## TASK REQUIREMENTS
Output all of the data below exactly as given.

## TASK INPUTS
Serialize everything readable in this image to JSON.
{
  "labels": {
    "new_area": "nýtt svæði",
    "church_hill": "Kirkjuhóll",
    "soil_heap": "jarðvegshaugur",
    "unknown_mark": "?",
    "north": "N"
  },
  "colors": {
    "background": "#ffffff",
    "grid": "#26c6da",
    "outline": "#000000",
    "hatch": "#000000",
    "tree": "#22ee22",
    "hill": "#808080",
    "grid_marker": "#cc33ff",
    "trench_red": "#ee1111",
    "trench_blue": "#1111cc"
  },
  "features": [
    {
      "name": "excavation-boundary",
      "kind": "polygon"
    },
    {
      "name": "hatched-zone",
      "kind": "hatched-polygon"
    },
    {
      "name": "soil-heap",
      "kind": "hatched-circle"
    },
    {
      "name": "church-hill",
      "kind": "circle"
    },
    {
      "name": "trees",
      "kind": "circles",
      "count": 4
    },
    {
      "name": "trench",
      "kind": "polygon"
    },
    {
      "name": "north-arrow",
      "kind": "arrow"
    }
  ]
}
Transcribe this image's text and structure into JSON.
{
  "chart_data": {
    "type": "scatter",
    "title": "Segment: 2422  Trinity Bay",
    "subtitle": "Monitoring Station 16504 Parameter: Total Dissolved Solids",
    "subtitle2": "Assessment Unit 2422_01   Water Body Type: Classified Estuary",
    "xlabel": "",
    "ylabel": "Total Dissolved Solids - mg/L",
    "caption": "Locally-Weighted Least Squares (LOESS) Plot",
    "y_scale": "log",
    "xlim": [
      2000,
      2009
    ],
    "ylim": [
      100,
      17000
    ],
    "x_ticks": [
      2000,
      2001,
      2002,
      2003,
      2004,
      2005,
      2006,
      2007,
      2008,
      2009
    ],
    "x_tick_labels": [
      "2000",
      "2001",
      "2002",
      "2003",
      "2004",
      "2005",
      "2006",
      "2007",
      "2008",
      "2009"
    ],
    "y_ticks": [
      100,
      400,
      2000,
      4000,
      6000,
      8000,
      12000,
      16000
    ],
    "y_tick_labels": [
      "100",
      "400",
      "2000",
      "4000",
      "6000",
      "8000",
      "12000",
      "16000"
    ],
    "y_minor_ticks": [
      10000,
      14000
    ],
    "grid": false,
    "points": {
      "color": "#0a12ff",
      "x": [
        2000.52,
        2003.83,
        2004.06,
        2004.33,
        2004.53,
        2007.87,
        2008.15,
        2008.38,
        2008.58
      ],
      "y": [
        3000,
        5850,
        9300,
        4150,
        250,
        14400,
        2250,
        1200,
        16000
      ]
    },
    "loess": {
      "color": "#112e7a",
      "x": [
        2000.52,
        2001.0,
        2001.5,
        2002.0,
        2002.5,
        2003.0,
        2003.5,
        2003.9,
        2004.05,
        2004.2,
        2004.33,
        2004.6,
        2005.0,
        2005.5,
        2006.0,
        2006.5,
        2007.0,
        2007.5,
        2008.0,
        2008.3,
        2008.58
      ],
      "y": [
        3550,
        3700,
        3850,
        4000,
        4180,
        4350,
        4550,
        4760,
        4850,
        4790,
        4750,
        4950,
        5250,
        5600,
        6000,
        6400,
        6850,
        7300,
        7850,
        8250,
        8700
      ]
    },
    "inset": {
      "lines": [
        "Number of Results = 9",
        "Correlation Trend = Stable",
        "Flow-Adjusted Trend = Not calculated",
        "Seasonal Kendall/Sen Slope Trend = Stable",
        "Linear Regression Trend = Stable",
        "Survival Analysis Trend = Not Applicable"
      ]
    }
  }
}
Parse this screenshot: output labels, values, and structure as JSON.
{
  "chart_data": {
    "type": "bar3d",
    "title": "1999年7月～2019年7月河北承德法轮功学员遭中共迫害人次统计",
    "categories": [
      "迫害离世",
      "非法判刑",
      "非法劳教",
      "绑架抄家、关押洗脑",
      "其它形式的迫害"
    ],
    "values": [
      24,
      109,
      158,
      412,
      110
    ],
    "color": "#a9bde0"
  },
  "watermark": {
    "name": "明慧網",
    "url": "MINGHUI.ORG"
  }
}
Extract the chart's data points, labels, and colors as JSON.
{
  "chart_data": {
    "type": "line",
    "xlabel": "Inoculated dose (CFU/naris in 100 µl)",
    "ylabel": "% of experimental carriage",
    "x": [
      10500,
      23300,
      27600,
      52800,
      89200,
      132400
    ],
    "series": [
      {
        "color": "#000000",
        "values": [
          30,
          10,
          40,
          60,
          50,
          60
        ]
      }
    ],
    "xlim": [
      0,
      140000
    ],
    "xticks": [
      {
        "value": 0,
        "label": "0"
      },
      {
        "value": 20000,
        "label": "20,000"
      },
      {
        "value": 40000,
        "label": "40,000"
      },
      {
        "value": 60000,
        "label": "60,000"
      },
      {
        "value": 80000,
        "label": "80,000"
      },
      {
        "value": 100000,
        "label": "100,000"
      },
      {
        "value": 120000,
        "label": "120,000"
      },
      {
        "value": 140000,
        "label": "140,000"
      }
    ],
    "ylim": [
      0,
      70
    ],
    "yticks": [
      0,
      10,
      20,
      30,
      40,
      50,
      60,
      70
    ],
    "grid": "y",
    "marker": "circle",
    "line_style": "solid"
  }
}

## COMPLETE OUTPUT
Serialize everything readable in this image to JSON.
{
  "labels": {
    "new_area": "nýtt svæði",
    "church_hill": "Kirkjuhóll",
    "soil_heap": "jarðvegshaugur",
    "unknown_mark": "?",
    "north": "N"
  },
  "colors": {
    "background": "#ffffff",
    "grid": "#26c6da",
    "outline": "#000000",
    "hatch": "#000000",
    "tree": "#22ee22",
    "hill": "#808080",
    "grid_marker": "#cc33ff",
    "trench_red": "#ee1111",
    "trench_blue": "#1111cc"
  },
  "features": [
    {
      "name": "excavation-boundary",
      "kind": "polygon"
    },
    {
      "name": "hatched-zone",
      "kind": "hatched-polygon"
    },
    {
      "name": "soil-heap",
      "kind": "hatched-circle"
    },
    {
      "name": "church-hill",
      "kind": "circle"
    },
    {
      "name": "trees",
      "kind": "circles",
      "count": 4
    },
    {
      "name": "trench",
      "kind": "polygon"
    },
    {
      "name": "north-arrow",
      "kind": "arrow"
    }
  ]
}
Transcribe this image's text and structure into JSON.
{
  "chart_data": {
    "type": "scatter",
    "title": "Segment: 2422  Trinity Bay",
    "subtitle": "Monitoring Station 16504 Parameter: Total Dissolved Solids",
    "subtitle2": "Assessment Unit 2422_01   Water Body Type: Classified Estuary",
    "xlabel": "",
    "ylabel": "Total Dissolved Solids - mg/L",
    "caption": "Locally-Weighted Least Squares (LOESS) Plot",
    "y_scale": "log",
    "xlim": [
      2000,
      2009
    ],
    "ylim": [
      100,
      17000
    ],
    "x_ticks": [
      2000,
      2001,
      2002,
      2003,
      2004,
      2005,
      2006,
      2007,
      2008,
      2009
    ],
    "x_tick_labels": [
      "2000",
      "2001",
      "2002",
      "2003",
      "2004",
      "2005",
      "2006",
      "2007",
      "2008",
      "2009"
    ],
    "y_ticks": [
      100,
      400,
      2000,
      4000,
      6000,
      8000,
      12000,
      16000
    ],
    "y_tick_labels": [
      "100",
      "400",
      "2000",
      "4000",
      "6000",
      "8000",
      "12000",
      "16000"
    ],
    "y_minor_ticks": [
      10000,
      14000
    ],
    "grid": false,
    "points": {
      "color": "#0a12ff",
      "x": [
        2000.52,
        2003.83,
        2004.06,
        2004.33,
        2004.53,
        2007.87,
        2008.15,
        2008.38,
        2008.58
      ],
      "y": [
        3000,
        5850,
        9300,
        4150,
        250,
        14400,
        2250,
        1200,
        16000
      ]
    },
    "loess": {
      "color": "#112e7a",
      "x": [
        2000.52,
        2001.0,
        2001.5,
        2002.0,
        2002.5,
        2003.0,
        2003.5,
        2003.9,
        2004.05,
        2004.2,
        2004.33,
        2004.6,
        2005.0,
        2005.5,
        2006.0,
        2006.5,
        2007.0,
        2007.5,
        2008.0,
        2008.3,
        2008.58
      ],
      "y": [
        3550,
        3700,
        3850,
        4000,
        4180,
        4350,
        4550,
        4760,
        4850,
        4790,
        4750,
        4950,
        5250,
        5600,
        6000,
        6400,
        6850,
        7300,
        7850,
        8250,
        8700
      ]
    },
    "inset": {
      "lines": [
        "Number of Results = 9",
        "Correlation Trend = Stable",
        "Flow-Adjusted Trend = Not calculated",
        "Seasonal Kendall/Sen Slope Trend = Stable",
        "Linear Regression Trend = Stable",
        "Survival Analysis Trend = Not Applicable"
      ]
    }
  }
}
Parse this screenshot: output labels, values, and structure as JSON.
{
  "chart_data": {
    "type": "bar3d",
    "title": "1999年7月～2019年7月河北承德法轮功学员遭中共迫害人次统计",
    "categories": [
      "迫害离世",
      "非法判刑",
      "非法劳教",
      "绑架抄家、关押洗脑",
      "其它形式的迫害"
    ],
    "values": [
      24,
      109,
      158,
      412,
      110
    ],
    "color": "#a9bde0"
  },
  "watermark": {
    "name": "明慧網",
    "url": "MINGHUI.ORG"
  }
}
Extract the chart's data points, labels, and colors as JSON.
{
  "chart_data": {
    "type": "line",
    "xlabel": "Inoculated dose (CFU/naris in 100 µl)",
    "ylabel": "% of experimental carriage",
    "x": [
      10500,
      23300,
      27600,
      52800,
      89200,
      132400
    ],
    "series": [
      {
        "color": "#000000",
        "values": [
          30,
          10,
          40,
          60,
          50,
          60
        ]
      }
    ],
    "xlim": [
      0,
      140000
    ],
    "xticks": [
      {
        "value": 0,
        "label": "0"
      },
      {
        "value": 20000,
        "label": "20,000"
      },
      {
        "value": 40000,
        "label": "40,000"
      },
      {
        "value": 60000,
        "label": "60,000"
      },
      {
        "value": 80000,
        "label": "80,000"
      },
      {
        "value": 100000,
        "label": "100,000"
      },
      {
        "value": 120000,
        "label": "120,000"
      },
      {
        "value": 140000,
        "label": "140,000"
      }
    ],
    "ylim": [
      0,
      70
    ],
    "yticks": [
      0,
      10,
      20,
      30,
      40,
      50,
      60,
      70
    ],
    "grid": "y",
    "marker": "circle",
    "line_style": "solid"
  }
}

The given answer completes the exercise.